TASK GOAL
Return all lines with the word "JSON" in them.

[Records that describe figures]
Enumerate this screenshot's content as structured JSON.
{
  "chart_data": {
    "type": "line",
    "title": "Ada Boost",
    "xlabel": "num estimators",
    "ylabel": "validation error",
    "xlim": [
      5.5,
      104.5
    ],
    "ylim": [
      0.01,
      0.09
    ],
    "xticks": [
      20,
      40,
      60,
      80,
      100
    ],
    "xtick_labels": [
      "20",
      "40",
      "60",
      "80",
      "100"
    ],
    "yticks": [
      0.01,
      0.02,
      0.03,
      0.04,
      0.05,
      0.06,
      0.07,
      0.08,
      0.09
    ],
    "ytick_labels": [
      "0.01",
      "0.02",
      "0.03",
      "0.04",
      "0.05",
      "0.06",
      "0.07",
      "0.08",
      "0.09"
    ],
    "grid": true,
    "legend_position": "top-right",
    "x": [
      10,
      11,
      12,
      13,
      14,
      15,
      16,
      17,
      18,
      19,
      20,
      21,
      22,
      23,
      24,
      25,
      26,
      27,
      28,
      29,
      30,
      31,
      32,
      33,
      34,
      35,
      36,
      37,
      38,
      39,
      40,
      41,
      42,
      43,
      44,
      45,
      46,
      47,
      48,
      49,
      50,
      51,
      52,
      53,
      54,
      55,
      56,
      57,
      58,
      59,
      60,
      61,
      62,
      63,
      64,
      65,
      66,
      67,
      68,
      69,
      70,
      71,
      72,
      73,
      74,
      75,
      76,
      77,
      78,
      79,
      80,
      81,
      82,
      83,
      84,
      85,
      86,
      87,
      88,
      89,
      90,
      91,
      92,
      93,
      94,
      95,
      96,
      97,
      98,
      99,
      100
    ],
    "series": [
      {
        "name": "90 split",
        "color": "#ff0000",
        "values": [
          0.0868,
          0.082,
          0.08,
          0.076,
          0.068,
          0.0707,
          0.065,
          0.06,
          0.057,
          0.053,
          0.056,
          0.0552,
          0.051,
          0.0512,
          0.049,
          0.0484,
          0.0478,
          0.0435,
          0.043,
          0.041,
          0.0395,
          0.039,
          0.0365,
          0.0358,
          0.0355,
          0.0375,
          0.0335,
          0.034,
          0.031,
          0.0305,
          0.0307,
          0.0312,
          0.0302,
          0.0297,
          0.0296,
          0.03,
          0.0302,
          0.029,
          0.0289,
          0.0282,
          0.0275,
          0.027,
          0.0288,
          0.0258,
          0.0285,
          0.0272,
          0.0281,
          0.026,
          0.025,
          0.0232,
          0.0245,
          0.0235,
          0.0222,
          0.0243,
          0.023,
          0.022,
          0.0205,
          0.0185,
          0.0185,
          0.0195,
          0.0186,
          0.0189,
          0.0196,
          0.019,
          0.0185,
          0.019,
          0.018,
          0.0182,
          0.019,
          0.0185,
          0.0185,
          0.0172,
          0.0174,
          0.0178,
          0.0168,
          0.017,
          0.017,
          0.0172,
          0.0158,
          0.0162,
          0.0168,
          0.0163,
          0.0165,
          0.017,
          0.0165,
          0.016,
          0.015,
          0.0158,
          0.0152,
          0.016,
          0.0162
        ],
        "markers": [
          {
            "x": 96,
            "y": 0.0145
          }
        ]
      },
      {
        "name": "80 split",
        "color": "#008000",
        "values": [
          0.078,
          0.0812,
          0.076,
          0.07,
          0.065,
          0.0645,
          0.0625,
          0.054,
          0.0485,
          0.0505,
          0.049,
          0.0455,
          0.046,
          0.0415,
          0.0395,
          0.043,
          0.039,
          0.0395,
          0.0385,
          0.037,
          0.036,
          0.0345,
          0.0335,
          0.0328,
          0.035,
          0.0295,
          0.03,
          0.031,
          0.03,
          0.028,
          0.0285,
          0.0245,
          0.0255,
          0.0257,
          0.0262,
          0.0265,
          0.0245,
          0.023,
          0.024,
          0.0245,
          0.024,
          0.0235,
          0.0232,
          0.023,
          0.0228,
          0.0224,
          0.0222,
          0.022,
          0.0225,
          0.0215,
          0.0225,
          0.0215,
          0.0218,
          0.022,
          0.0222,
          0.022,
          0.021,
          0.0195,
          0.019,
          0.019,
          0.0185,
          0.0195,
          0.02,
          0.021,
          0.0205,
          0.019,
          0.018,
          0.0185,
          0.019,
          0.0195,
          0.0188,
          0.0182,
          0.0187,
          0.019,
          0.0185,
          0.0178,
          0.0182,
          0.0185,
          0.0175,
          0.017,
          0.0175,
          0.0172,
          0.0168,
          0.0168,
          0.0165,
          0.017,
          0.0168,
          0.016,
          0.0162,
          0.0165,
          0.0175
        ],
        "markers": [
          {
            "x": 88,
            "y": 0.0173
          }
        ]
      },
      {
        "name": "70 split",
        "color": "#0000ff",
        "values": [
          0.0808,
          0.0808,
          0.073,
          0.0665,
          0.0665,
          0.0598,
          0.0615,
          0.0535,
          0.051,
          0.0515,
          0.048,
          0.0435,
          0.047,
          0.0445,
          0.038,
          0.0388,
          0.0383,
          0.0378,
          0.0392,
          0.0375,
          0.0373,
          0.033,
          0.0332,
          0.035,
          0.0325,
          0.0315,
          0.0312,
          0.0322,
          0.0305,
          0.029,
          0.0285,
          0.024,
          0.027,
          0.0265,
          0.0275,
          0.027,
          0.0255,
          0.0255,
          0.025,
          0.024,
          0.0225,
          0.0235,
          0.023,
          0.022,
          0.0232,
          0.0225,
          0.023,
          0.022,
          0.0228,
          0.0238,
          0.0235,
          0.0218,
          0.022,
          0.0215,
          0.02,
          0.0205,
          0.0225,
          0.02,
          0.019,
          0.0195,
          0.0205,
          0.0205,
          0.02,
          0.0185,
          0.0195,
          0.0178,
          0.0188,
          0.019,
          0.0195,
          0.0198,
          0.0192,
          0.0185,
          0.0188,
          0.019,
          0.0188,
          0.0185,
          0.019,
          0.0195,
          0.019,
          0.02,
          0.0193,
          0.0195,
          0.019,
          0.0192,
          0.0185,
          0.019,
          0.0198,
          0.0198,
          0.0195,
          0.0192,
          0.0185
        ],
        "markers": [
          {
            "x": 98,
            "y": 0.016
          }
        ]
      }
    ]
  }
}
==
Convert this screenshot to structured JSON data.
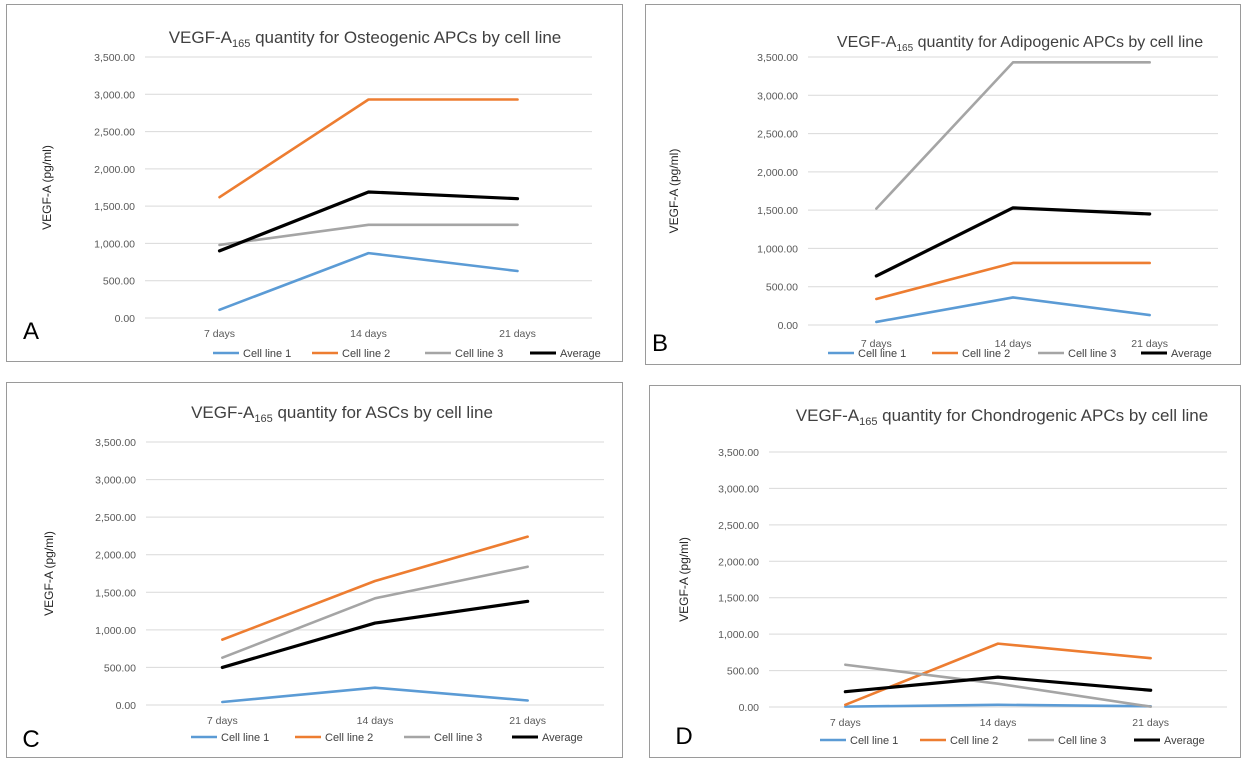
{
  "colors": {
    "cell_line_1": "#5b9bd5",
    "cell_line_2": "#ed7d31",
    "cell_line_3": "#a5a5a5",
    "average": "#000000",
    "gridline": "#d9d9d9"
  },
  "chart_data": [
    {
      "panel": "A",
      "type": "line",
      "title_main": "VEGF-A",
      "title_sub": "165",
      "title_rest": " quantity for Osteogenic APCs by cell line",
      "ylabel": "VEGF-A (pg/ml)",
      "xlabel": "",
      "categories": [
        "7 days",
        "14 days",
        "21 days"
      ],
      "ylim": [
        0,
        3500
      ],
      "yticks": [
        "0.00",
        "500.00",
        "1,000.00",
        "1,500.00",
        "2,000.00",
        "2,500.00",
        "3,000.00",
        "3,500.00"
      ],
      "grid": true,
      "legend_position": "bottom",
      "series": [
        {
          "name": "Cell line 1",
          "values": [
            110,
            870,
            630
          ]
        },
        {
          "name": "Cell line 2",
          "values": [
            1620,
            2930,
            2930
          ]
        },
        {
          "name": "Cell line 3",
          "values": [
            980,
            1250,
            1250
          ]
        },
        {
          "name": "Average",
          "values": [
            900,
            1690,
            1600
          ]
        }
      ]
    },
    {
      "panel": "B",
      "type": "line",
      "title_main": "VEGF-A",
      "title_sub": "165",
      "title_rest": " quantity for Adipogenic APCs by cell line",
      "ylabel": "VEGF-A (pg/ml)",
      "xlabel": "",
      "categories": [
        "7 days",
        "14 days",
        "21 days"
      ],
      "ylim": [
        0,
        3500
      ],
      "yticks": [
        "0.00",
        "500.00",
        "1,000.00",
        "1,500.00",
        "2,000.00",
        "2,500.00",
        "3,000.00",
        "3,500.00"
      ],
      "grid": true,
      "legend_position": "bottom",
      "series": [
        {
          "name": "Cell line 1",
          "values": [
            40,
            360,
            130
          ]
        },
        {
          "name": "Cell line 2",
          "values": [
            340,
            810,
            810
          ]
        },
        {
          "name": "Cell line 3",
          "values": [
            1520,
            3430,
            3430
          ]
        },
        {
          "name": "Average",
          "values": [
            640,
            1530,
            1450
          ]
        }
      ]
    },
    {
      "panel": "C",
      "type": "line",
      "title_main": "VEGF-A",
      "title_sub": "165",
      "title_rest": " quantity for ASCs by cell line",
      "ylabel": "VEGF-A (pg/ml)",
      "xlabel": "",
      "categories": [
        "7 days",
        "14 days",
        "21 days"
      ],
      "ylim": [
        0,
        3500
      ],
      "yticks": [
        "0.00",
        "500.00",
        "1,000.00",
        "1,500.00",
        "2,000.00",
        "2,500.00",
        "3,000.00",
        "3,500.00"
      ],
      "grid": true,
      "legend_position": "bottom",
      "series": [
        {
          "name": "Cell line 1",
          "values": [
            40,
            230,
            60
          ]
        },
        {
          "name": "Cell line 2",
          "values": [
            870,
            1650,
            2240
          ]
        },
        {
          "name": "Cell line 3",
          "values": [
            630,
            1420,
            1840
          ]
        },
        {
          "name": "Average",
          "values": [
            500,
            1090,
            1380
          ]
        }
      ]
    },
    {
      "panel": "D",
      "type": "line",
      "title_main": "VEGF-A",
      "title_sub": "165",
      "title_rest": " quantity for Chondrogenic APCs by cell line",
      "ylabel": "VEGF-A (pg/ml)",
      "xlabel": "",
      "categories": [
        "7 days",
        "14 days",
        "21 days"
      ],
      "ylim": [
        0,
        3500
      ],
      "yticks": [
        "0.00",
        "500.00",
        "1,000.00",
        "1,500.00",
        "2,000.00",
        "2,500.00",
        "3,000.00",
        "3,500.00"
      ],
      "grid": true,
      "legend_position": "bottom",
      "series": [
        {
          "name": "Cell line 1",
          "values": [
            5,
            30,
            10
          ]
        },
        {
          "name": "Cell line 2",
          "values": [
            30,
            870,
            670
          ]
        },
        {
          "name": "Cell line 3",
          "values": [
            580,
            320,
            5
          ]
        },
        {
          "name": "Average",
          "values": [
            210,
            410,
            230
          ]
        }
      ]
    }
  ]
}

PROBLEM SOLUTION
Enumerate this screenshot's content as structured JSON.
Convert this screenshot to structured JSON data.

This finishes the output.